§ Job: Work out how many lines in the entries contain the string "заболеваний", and give nothing but that number.

start Dataset rows

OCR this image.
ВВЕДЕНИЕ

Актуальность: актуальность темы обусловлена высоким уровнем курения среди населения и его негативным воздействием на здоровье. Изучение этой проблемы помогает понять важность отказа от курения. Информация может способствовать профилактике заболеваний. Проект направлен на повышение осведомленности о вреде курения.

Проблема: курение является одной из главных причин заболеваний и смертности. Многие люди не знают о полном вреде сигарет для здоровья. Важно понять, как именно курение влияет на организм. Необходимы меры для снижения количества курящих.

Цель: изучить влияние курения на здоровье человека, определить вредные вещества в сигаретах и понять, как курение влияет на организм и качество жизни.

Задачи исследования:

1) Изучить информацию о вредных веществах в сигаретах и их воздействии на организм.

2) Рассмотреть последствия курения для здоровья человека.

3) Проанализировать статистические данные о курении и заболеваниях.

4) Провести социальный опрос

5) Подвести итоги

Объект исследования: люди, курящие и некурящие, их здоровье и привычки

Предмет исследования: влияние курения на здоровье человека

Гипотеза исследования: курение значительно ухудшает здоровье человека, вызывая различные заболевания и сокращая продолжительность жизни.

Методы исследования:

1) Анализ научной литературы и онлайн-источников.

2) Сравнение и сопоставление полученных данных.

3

end Dataset rows
start Dataset rows

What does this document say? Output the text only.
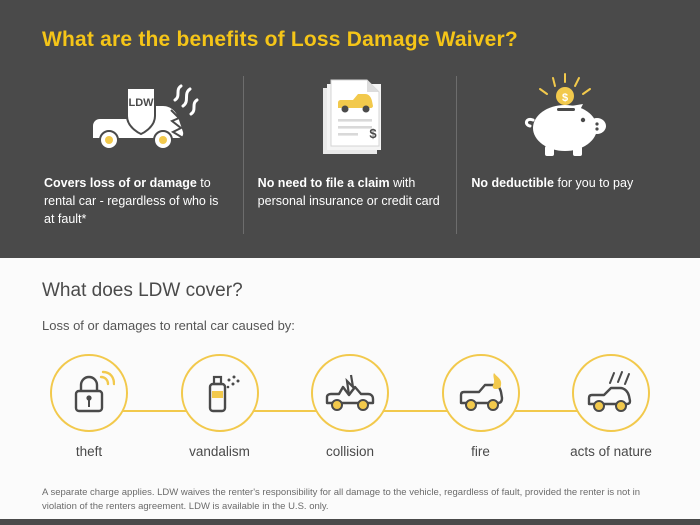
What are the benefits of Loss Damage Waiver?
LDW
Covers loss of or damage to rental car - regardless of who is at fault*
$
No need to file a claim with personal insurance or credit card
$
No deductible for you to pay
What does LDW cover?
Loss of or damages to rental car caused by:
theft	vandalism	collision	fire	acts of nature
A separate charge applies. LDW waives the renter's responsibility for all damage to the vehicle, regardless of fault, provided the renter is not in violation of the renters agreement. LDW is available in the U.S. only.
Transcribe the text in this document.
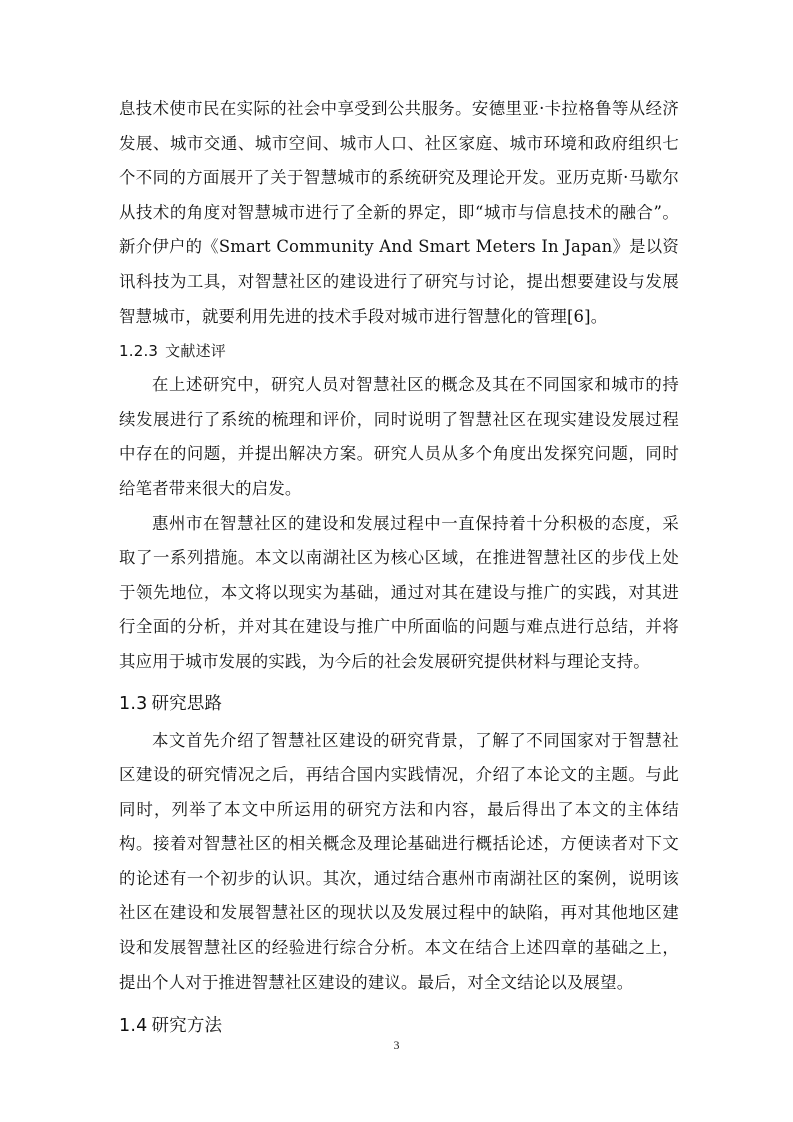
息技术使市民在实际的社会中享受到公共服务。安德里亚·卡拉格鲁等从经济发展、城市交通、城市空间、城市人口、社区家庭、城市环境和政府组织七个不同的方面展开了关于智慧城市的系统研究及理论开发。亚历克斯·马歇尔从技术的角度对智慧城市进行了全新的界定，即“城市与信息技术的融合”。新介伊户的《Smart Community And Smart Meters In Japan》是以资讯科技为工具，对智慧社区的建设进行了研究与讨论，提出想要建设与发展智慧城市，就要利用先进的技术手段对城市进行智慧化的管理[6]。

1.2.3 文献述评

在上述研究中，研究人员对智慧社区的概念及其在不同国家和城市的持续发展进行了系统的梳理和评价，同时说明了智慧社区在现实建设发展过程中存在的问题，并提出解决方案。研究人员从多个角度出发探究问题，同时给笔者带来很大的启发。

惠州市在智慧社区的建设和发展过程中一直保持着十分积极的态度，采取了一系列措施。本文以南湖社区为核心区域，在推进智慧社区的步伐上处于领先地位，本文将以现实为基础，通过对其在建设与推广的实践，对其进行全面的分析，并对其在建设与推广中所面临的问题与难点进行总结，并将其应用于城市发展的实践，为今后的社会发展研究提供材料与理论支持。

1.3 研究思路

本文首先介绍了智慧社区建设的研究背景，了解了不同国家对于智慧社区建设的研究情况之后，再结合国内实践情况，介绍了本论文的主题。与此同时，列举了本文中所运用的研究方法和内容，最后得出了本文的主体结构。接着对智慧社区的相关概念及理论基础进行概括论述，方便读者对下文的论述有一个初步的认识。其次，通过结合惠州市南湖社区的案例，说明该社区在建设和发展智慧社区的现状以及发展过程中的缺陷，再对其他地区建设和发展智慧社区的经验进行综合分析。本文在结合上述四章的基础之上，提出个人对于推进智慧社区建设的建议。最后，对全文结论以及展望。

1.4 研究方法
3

end Dataset rows

§ Answer to the task: 2